[WORK TO DO]: How many of the lines below hold the word "loading"? Answer only with the number.
─── ENTRIES SUPPLIED ───
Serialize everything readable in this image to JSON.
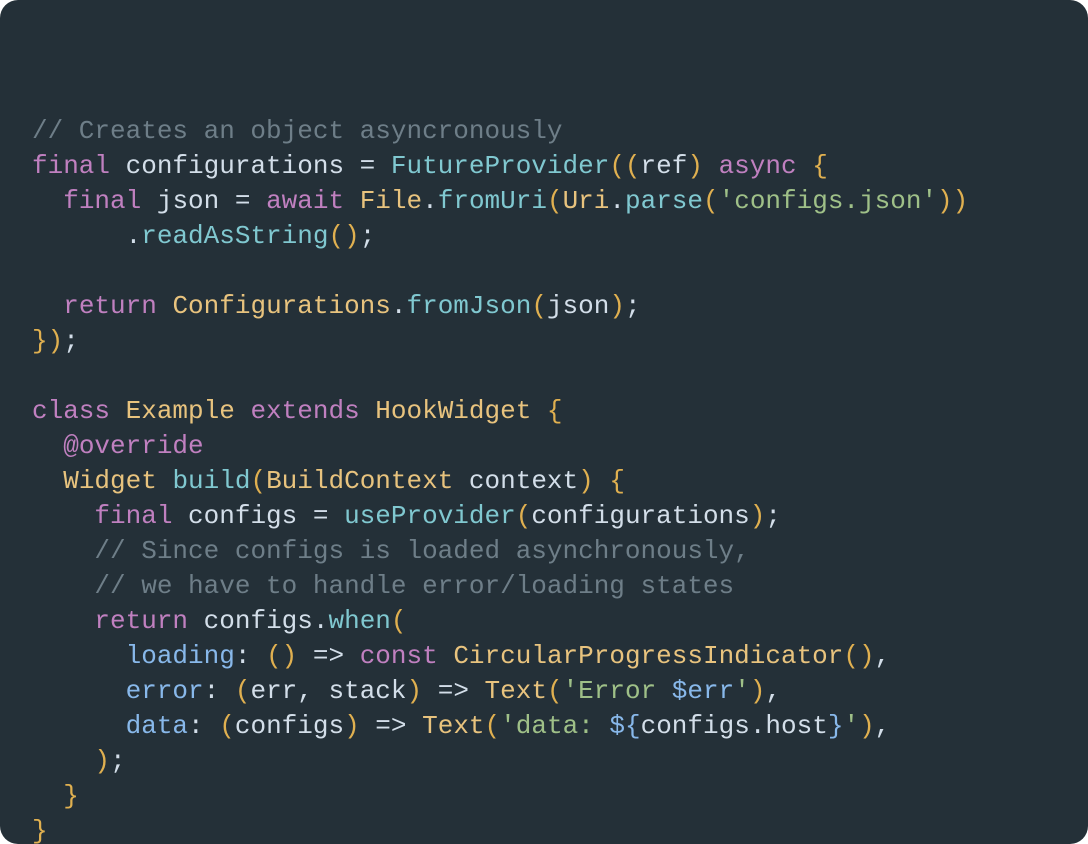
{
  "code": {
    "lines": [
      {
        "indent": 0,
        "tokens": [
          {
            "t": "// Creates an object asyncronously",
            "c": "c-comment"
          }
        ]
      },
      {
        "indent": 0,
        "tokens": [
          {
            "t": "final",
            "c": "c-keyword"
          },
          {
            "t": " ",
            "c": "c-ident"
          },
          {
            "t": "configurations",
            "c": "c-ident"
          },
          {
            "t": " = ",
            "c": "c-punct"
          },
          {
            "t": "FutureProvider",
            "c": "c-func"
          },
          {
            "t": "((",
            "c": "c-paren"
          },
          {
            "t": "ref",
            "c": "c-ident"
          },
          {
            "t": ")",
            "c": "c-paren"
          },
          {
            "t": " ",
            "c": "c-ident"
          },
          {
            "t": "async",
            "c": "c-keyword"
          },
          {
            "t": " ",
            "c": "c-ident"
          },
          {
            "t": "{",
            "c": "c-paren"
          }
        ]
      },
      {
        "indent": 1,
        "tokens": [
          {
            "t": "final",
            "c": "c-keyword"
          },
          {
            "t": " ",
            "c": "c-ident"
          },
          {
            "t": "json",
            "c": "c-ident"
          },
          {
            "t": " = ",
            "c": "c-punct"
          },
          {
            "t": "await",
            "c": "c-keyword"
          },
          {
            "t": " ",
            "c": "c-ident"
          },
          {
            "t": "File",
            "c": "c-type"
          },
          {
            "t": ".",
            "c": "c-punct"
          },
          {
            "t": "fromUri",
            "c": "c-func"
          },
          {
            "t": "(",
            "c": "c-paren"
          },
          {
            "t": "Uri",
            "c": "c-type"
          },
          {
            "t": ".",
            "c": "c-punct"
          },
          {
            "t": "parse",
            "c": "c-func"
          },
          {
            "t": "(",
            "c": "c-paren"
          },
          {
            "t": "'configs.json'",
            "c": "c-string"
          },
          {
            "t": "))",
            "c": "c-paren"
          }
        ]
      },
      {
        "indent": 3,
        "tokens": [
          {
            "t": ".",
            "c": "c-punct"
          },
          {
            "t": "readAsString",
            "c": "c-func"
          },
          {
            "t": "()",
            "c": "c-paren"
          },
          {
            "t": ";",
            "c": "c-punct"
          }
        ]
      },
      {
        "indent": 0,
        "tokens": []
      },
      {
        "indent": 1,
        "tokens": [
          {
            "t": "return",
            "c": "c-keyword"
          },
          {
            "t": " ",
            "c": "c-ident"
          },
          {
            "t": "Configurations",
            "c": "c-type"
          },
          {
            "t": ".",
            "c": "c-punct"
          },
          {
            "t": "fromJson",
            "c": "c-func"
          },
          {
            "t": "(",
            "c": "c-paren"
          },
          {
            "t": "json",
            "c": "c-ident"
          },
          {
            "t": ")",
            "c": "c-paren"
          },
          {
            "t": ";",
            "c": "c-punct"
          }
        ]
      },
      {
        "indent": 0,
        "tokens": [
          {
            "t": "})",
            "c": "c-paren"
          },
          {
            "t": ";",
            "c": "c-punct"
          }
        ]
      },
      {
        "indent": 0,
        "tokens": []
      },
      {
        "indent": 0,
        "tokens": [
          {
            "t": "class",
            "c": "c-keyword"
          },
          {
            "t": " ",
            "c": "c-ident"
          },
          {
            "t": "Example",
            "c": "c-type"
          },
          {
            "t": " ",
            "c": "c-ident"
          },
          {
            "t": "extends",
            "c": "c-keyword"
          },
          {
            "t": " ",
            "c": "c-ident"
          },
          {
            "t": "HookWidget",
            "c": "c-type"
          },
          {
            "t": " ",
            "c": "c-ident"
          },
          {
            "t": "{",
            "c": "c-paren"
          }
        ]
      },
      {
        "indent": 1,
        "tokens": [
          {
            "t": "@override",
            "c": "c-anno"
          }
        ]
      },
      {
        "indent": 1,
        "tokens": [
          {
            "t": "Widget",
            "c": "c-type"
          },
          {
            "t": " ",
            "c": "c-ident"
          },
          {
            "t": "build",
            "c": "c-func"
          },
          {
            "t": "(",
            "c": "c-paren"
          },
          {
            "t": "BuildContext",
            "c": "c-type"
          },
          {
            "t": " ",
            "c": "c-ident"
          },
          {
            "t": "context",
            "c": "c-ident"
          },
          {
            "t": ")",
            "c": "c-paren"
          },
          {
            "t": " ",
            "c": "c-ident"
          },
          {
            "t": "{",
            "c": "c-paren"
          }
        ]
      },
      {
        "indent": 2,
        "tokens": [
          {
            "t": "final",
            "c": "c-keyword"
          },
          {
            "t": " ",
            "c": "c-ident"
          },
          {
            "t": "configs",
            "c": "c-ident"
          },
          {
            "t": " = ",
            "c": "c-punct"
          },
          {
            "t": "useProvider",
            "c": "c-func"
          },
          {
            "t": "(",
            "c": "c-paren"
          },
          {
            "t": "configurations",
            "c": "c-ident"
          },
          {
            "t": ")",
            "c": "c-paren"
          },
          {
            "t": ";",
            "c": "c-punct"
          }
        ]
      },
      {
        "indent": 2,
        "tokens": [
          {
            "t": "// Since configs is loaded asynchronously,",
            "c": "c-comment"
          }
        ]
      },
      {
        "indent": 2,
        "tokens": [
          {
            "t": "// we have to handle error/loading states",
            "c": "c-comment"
          }
        ]
      },
      {
        "indent": 2,
        "tokens": [
          {
            "t": "return",
            "c": "c-keyword"
          },
          {
            "t": " ",
            "c": "c-ident"
          },
          {
            "t": "configs",
            "c": "c-ident"
          },
          {
            "t": ".",
            "c": "c-punct"
          },
          {
            "t": "when",
            "c": "c-func"
          },
          {
            "t": "(",
            "c": "c-paren"
          }
        ]
      },
      {
        "indent": 3,
        "tokens": [
          {
            "t": "loading",
            "c": "c-named"
          },
          {
            "t": ": ",
            "c": "c-punct"
          },
          {
            "t": "()",
            "c": "c-paren"
          },
          {
            "t": " => ",
            "c": "c-punct"
          },
          {
            "t": "const",
            "c": "c-keyword"
          },
          {
            "t": " ",
            "c": "c-ident"
          },
          {
            "t": "CircularProgressIndicator",
            "c": "c-type"
          },
          {
            "t": "()",
            "c": "c-paren"
          },
          {
            "t": ",",
            "c": "c-punct"
          }
        ]
      },
      {
        "indent": 3,
        "tokens": [
          {
            "t": "error",
            "c": "c-named"
          },
          {
            "t": ": ",
            "c": "c-punct"
          },
          {
            "t": "(",
            "c": "c-paren"
          },
          {
            "t": "err",
            "c": "c-ident"
          },
          {
            "t": ", ",
            "c": "c-punct"
          },
          {
            "t": "stack",
            "c": "c-ident"
          },
          {
            "t": ")",
            "c": "c-paren"
          },
          {
            "t": " => ",
            "c": "c-punct"
          },
          {
            "t": "Text",
            "c": "c-type"
          },
          {
            "t": "(",
            "c": "c-paren"
          },
          {
            "t": "'Error ",
            "c": "c-string"
          },
          {
            "t": "$err",
            "c": "c-interp"
          },
          {
            "t": "'",
            "c": "c-string"
          },
          {
            "t": ")",
            "c": "c-paren"
          },
          {
            "t": ",",
            "c": "c-punct"
          }
        ]
      },
      {
        "indent": 3,
        "tokens": [
          {
            "t": "data",
            "c": "c-named"
          },
          {
            "t": ": ",
            "c": "c-punct"
          },
          {
            "t": "(",
            "c": "c-paren"
          },
          {
            "t": "configs",
            "c": "c-ident"
          },
          {
            "t": ")",
            "c": "c-paren"
          },
          {
            "t": " => ",
            "c": "c-punct"
          },
          {
            "t": "Text",
            "c": "c-type"
          },
          {
            "t": "(",
            "c": "c-paren"
          },
          {
            "t": "'data: ",
            "c": "c-string"
          },
          {
            "t": "${",
            "c": "c-interp"
          },
          {
            "t": "configs",
            "c": "c-ident"
          },
          {
            "t": ".",
            "c": "c-punct"
          },
          {
            "t": "host",
            "c": "c-ident"
          },
          {
            "t": "}",
            "c": "c-interp"
          },
          {
            "t": "'",
            "c": "c-string"
          },
          {
            "t": ")",
            "c": "c-paren"
          },
          {
            "t": ",",
            "c": "c-punct"
          }
        ]
      },
      {
        "indent": 2,
        "tokens": [
          {
            "t": ")",
            "c": "c-paren"
          },
          {
            "t": ";",
            "c": "c-punct"
          }
        ]
      },
      {
        "indent": 1,
        "tokens": [
          {
            "t": "}",
            "c": "c-paren"
          }
        ]
      },
      {
        "indent": 0,
        "tokens": [
          {
            "t": "}",
            "c": "c-paren"
          }
        ]
      }
    ],
    "indent_unit": "  "
  }
}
───
[RESPONSE BELOW]: 2